● **Source data**
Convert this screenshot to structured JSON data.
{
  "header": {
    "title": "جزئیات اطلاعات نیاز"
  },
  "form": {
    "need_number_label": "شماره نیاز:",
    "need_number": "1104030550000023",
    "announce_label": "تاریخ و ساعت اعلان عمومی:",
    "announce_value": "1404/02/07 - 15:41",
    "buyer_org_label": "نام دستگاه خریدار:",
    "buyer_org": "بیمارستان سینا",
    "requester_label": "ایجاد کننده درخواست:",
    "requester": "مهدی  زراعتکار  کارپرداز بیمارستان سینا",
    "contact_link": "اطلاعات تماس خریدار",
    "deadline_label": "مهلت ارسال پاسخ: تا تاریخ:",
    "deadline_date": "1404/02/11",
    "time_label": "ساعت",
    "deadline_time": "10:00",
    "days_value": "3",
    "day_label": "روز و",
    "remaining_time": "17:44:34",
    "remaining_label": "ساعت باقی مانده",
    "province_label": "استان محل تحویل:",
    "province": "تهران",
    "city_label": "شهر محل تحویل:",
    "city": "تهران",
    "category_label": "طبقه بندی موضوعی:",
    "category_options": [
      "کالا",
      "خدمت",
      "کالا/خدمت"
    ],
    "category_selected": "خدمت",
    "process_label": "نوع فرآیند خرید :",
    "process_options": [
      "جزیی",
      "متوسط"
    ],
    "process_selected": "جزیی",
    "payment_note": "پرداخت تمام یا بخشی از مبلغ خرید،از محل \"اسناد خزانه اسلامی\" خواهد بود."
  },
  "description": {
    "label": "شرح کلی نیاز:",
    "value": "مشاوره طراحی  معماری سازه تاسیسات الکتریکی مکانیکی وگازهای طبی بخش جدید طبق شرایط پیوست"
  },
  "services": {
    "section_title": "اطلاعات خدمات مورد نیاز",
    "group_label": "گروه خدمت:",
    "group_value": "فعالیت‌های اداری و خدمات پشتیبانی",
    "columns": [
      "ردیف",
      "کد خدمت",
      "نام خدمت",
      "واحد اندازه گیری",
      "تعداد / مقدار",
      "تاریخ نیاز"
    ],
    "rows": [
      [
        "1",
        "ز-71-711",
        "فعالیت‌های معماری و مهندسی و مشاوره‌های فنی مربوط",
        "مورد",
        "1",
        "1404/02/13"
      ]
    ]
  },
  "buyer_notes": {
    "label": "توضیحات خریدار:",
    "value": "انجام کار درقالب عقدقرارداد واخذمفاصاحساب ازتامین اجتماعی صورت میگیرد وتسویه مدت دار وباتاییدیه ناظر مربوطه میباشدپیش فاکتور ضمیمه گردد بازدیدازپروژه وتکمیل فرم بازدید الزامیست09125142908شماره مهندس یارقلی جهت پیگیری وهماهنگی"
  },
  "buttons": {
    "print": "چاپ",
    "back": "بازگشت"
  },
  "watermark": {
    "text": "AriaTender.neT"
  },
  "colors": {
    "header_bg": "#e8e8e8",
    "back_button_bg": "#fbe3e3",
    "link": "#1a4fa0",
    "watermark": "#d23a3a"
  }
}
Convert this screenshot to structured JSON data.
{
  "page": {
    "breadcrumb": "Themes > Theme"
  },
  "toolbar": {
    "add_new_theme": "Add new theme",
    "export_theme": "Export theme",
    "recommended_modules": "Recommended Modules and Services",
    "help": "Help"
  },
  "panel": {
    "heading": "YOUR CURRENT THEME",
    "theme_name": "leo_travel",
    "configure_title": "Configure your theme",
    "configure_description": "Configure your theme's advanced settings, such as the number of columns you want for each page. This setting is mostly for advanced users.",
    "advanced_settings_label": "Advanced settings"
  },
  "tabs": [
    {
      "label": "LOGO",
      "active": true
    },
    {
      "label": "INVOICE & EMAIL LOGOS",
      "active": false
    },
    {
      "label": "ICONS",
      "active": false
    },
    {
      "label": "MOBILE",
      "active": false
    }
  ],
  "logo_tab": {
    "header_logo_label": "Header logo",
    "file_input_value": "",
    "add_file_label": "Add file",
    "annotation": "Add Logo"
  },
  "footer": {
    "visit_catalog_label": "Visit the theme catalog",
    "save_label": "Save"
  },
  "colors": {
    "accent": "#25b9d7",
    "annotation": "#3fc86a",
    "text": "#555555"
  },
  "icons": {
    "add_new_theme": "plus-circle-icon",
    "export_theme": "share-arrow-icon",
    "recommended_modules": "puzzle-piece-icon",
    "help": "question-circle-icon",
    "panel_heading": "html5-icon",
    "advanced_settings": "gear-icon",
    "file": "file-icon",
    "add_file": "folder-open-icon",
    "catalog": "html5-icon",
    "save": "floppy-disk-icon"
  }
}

● **The task**
Go through the material above and count the lines that contain "مورد"; answer with the number alone.

● **Reply to the exercise**
2